Using the data below, gather each line that includes the word "Finesse".

>> BEGIN DATA SUPPLIED

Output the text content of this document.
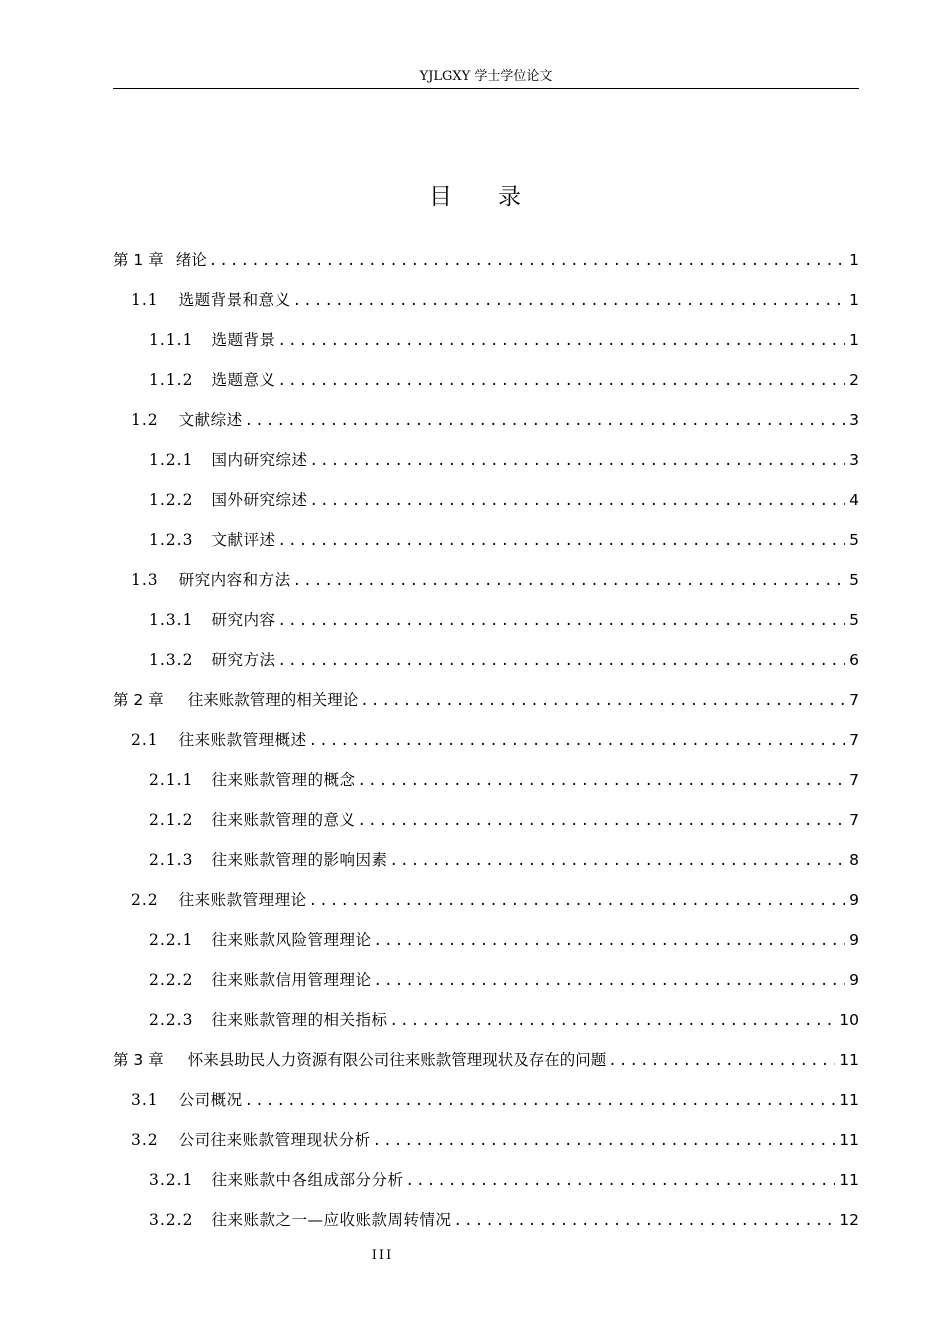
YJLGXY 学士学位论文
目录
第 1 章 绪论 .....	1
1.1 选题背景和意义 .....	1
1.1.1 选题背景 .....	1
1.1.2 选题意义 .....	2
1.2 文献综述 .....	3
1.2.1 国内研究综述 .....	3
1.2.2 国外研究综述 .....	4
1.2.3 文献评述 .....	5
1.3 研究内容和方法 .....	5
1.3.1 研究内容 .....	5
1.3.2 研究方法 .....	6
第 2 章 往来账款管理的相关理论 .....	7
2.1 往来账款管理概述 .....	7
2.1.1 往来账款管理的概念 .....	7
2.1.2 往来账款管理的意义 .....	7
2.1.3 往来账款管理的影响因素 .....	8
2.2 往来账款管理理论 .....	9
2.2.1 往来账款风险管理理论 .....	9
2.2.2 往来账款信用管理理论 .....	9
2.2.3 往来账款管理的相关指标 .....	10
第 3 章 怀来县助民人力资源有限公司往来账款管理现状及存在的问题 .....	11
3.1 公司概况 .....	11
3.2 公司往来账款管理现状分析 .....	11
3.2.1 往来账款中各组成部分分析 .....	11
3.2.2 往来账款之一—应收账款周转情况 .....	12
III
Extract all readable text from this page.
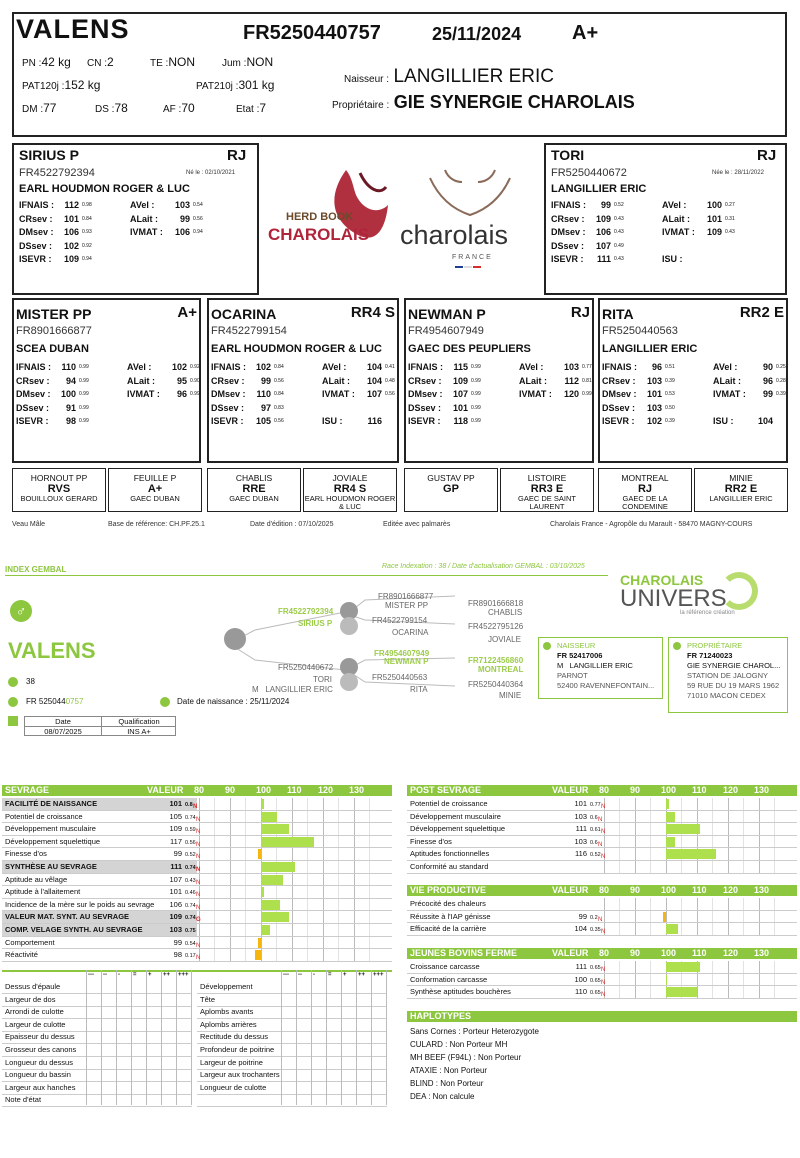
VALENS	FR5250440757	25/11/2024	A+
PN :42 kg CN :2	TE :NON	Jum :NON
PAT120j :152 kg	PAT210j :301 kg
DM :77	DS :78	AF :70	Etat :7
Naisseur : LANGILLIER ERIC
Propriétaire : GIE SYNERGIE CHAROLAIS
SIRIUS P	RJ
FR4522792394	Né le : 02/10/2021
EARL HOUDMON ROGER & LUC
IFNAIS :	112 0.98	AVel :	103 0.54
CRsev :	101 0.84	ALait :	99 0.56
DMsev :	106 0.93	IVMAT :	106 0.94
DSsev :	102 0.92
ISEVR :	109 0.94
TORI	RJ
FR5250440672	Née le : 28/11/2022
LANGILLIER ERIC
IFNAIS :	99 0.52	AVel :	100 0.27
CRsev :	109 0.43	ALait :	101 0.31
DMsev :	106 0.43	IVMAT :	109 0.43
DSsev :	107 0.49
ISEVR :	111 0.43	ISU :
HERD BOOK
CHAROLAIS charolais
FRANCE
MISTER PP	A+
FR8901666877
SCEA DUBAN
IFNAIS :	110 0.99	AVel :	102 0.92
CRsev :	94 0.99	ALait :	95 0.90
DMsev :	100 0.99	IVMAT :	96 0.99
DSsev :	91 0.99
ISEVR :	98 0.99
OCARINA	RR4 S
FR4522799154
EARL HOUDMON ROGER & LUC
IFNAIS :	102 0.84	AVel :	104 0.41
CRsev :	99 0.56	ALait :	104 0.48
DMsev :	110 0.84	IVMAT :	107 0.56
DSsev :	97 0.83
ISEVR :	105 0.56	ISU :	116
NEWMAN P	RJ
FR4954607949
GAEC DES PEUPLIERS
IFNAIS :	115 0.99	AVel :	103 0.77
CRsev :	109 0.99	ALait :	112 0.81
DMsev :	107 0.99	IVMAT :	120 0.99
DSsev :	101 0.99
ISEVR :	118 0.99
RITA	RR2 E
FR5250440563
LANGILLIER ERIC
IFNAIS :	96 0.51	AVel :	90 0.25
CRsev :	103 0.39	ALait :	96 0.28
DMsev :	101 0.53	IVMAT :	99 0.39
DSsev :	103 0.50
ISEVR :	102 0.39	ISU :	104
HORNOUT PP
RVS
BOUILLOUX GERARD
FEUILLE P
A+
GAEC DUBAN
CHABLIS
RRE
GAEC DUBAN
JOVIALE
RR4 S
EARL HOUDMON ROGER & LUC
GUSTAV PP
GP
LISTOIRE
RR3 E
GAEC DE SAINT LAURENT
MONTREAL
RJ
GAEC DE LA CONDEMINE
MINIE
RR2 E
LANGILLIER ERIC
Veau Mâle	Base de référence: CH.PF.25.1	Date d'édition : 07/10/2025	Editée avec palmarès	Charolais France - Agropôle du Marault - 58470 MAGNY-COURS
INDEX GEMBAL	Race Indexation : 38 / Date d'actualisation GEMBAL : 03/10/2025
CHAROLAIS
UNIVERS
la référence création
♂
VALENS
38
FR 5250440757	Date de naissance : 25/11/2024
Date	Qualification
08/07/2025	INS A+
FR4522792394
SIRIUS P
FR8901666877
MISTER PP	FR8901666818
CHABLIS
FR4522799154
OCARINA
FR4522795126
JOVIALE
FR5250440672
TORI
M LANGILLIER ERIC
FR4954607949
NEWMAN P	FR7122456860
MONTREAL
FR5250440563
RITA
FR5250440364
MINIE
NAISSEUR
FR 52417006
M LANGILLIER ERIC
PARNOT
52400 RAVENNEFONTAIN...
PROPRIÉTAIRE
FR 71240023
GIE SYNERGIE CHAROL...
STATION DE JALOGNY
59 RUE DU 19 MARS 1962
71010 MACON CEDEX
SEVRAGE	VALEUR 80 90 100 110 120 130
FACILITÉ DE NAISSANCE	101 0.8 N
Potentiel de croissance	105 0.74 N
Développement musculaire	109 0.59 N
Développement squelettique	117 0.56 N
Finesse d'os	99 0.52 N
SYNTHÈSE AU SEVRAGE	111 0.74 N
Aptitude au vêlage	107 0.43 N
Aptitude à l'allaitement	101 0.46 N
Incidence de la mère sur le poids au sevrage	106 0.74 N
VALEUR MAT. SYNT. AU SEVRAGE	109 0.74 G
COMP. VELAGE SYNTH. AU SEVRAGE	103 0.75
Comportement	99 0.54 N
Réactivité	98 0.17 N
POST SEVRAGE	VALEUR 80 90 100 110 120 130
Potentiel de croissance	101 0.77 N
Développement musculaire	103 0.6 N
Développement squelettique	111 0.61 N
Finesse d'os	103 0.6 N
Aptitudes fonctionnelles	116 0.52 N
Conformité au standard
VIE PRODUCTIVE	VALEUR 80 90 100 110 120 130
Précocité des chaleurs
Réussite à l'IAP génisse	99 0.2 N
Efficacité de la carrière	104 0.35 N
JEUNES BOVINS FERME	VALEUR 80 90 100 110 120 130
Croissance carcasse	111 0.65 N
Conformation carcasse	100 0.65 N
Synthèse aptitudes bouchères	110 0.65 N
--- -- - = + ++ +++
Dessus d'épaule
Largeur de dos
Arrondi de culotte
Largeur de culotte
Epaisseur du dessus
Grosseur des canons
Longueur du dessus
Longueur du bassin
Largeur aux hanches
Note d'état
--- -- - = + ++ +++
Développement
Tête
Aplombs avants
Aplombs arrières
Rectitude du dessus
Profondeur de poitrine
Largeur de poitrine
Largeur aux trochanters
Longueur de culotte
HAPLOTYPES
Sans Cornes : Porteur Heterozygote
CULARD : Non Porteur MH
MH BEEF (F94L) : Non Porteur
ATAXIE : Non Porteur
BLIND : Non Porteur
DEA : Non calcule
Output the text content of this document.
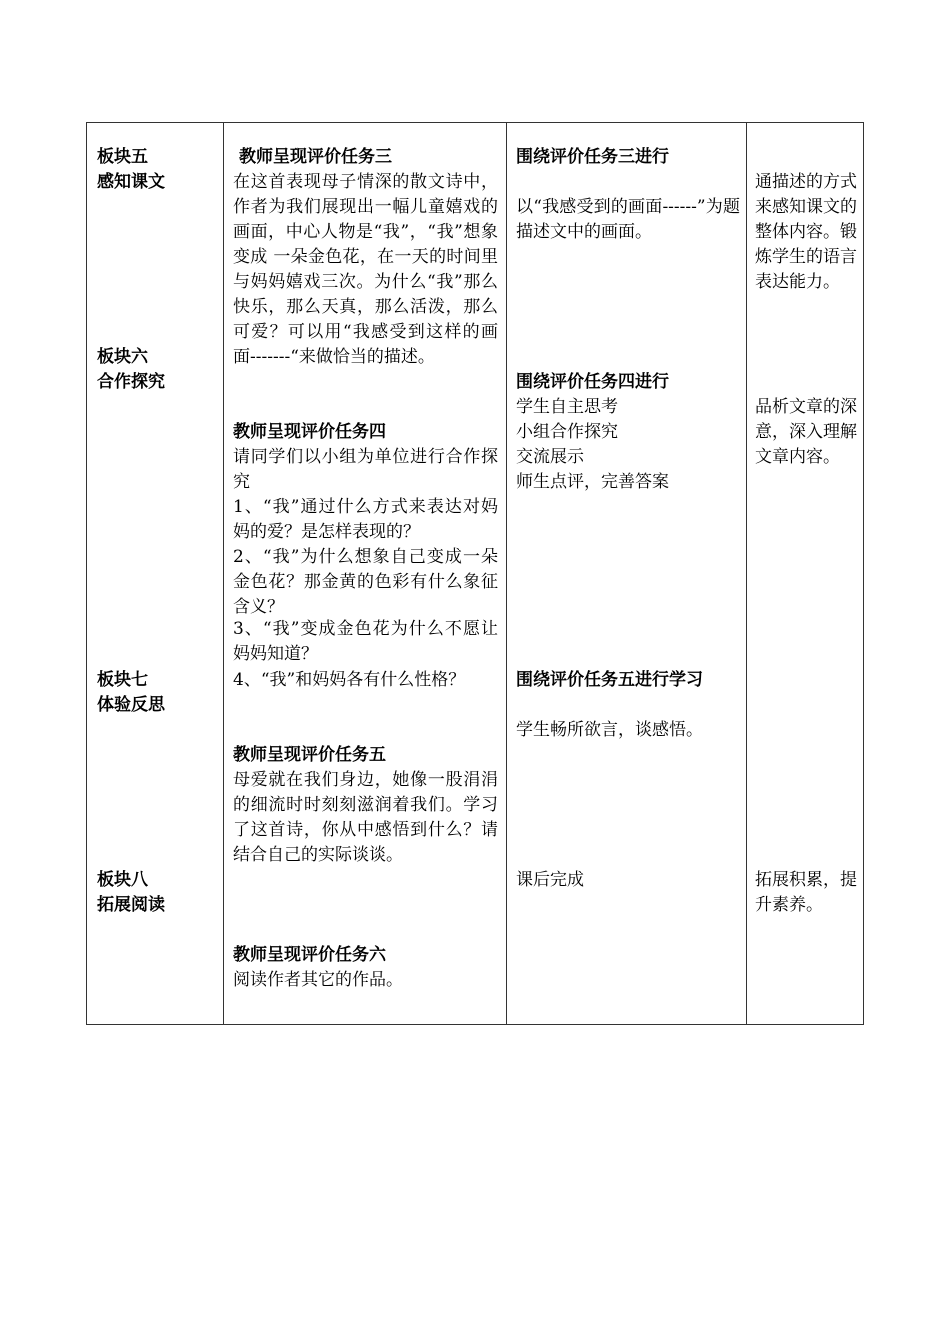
板块五
感知课文
板块六
合作探究
板块七
体验反思
板块八
拓展阅读
教师呈现评价任务三
在这首表现母子情深的散文诗中，作者为我们展现出一幅儿童嬉戏的画面，中心人物是“我”，“我”想象变成 一朵金色花，在一天的时间里与妈妈嬉戏三次。为什么“我”那么快乐，那么天真，那么活泼，那么可爱？可以用“我感受到这样的画面-------“来做恰当的描述。
教师呈现评价任务四
请同学们以小组为单位进行合作探究
1、“我”通过什么方式来表达对妈妈的爱？是怎样表现的？
2、“我”为什么想象自己变成一朵金色花？那金黄的色彩有什么象征含义？
3、“我”变成金色花为什么不愿让妈妈知道？
4、“我”和妈妈各有什么性格？
教师呈现评价任务五
母爱就在我们身边，她像一股涓涓的细流时时刻刻滋润着我们。学习了这首诗，你从中感悟到什么？请结合自己的实际谈谈。
教师呈现评价任务六
阅读作者其它的作品。
围绕评价任务三进行
以“我感受到的画面------”为题描述文中的画面。
围绕评价任务四进行
学生自主思考
小组合作探究
交流展示
师生点评，完善答案
围绕评价任务五进行学习
学生畅所欲言，谈感悟。
课后完成
通描述的方式来感知课文的整体内容。锻炼学生的语言表达能力。
品析文章的深意，深入理解文章内容。
拓展积累，提升素养。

>> END DATA SUPPLIED

> RESULT OF THE EXERCISE
Finesse d'os	99 0.52 N
Finesse d'os	103 0.6 N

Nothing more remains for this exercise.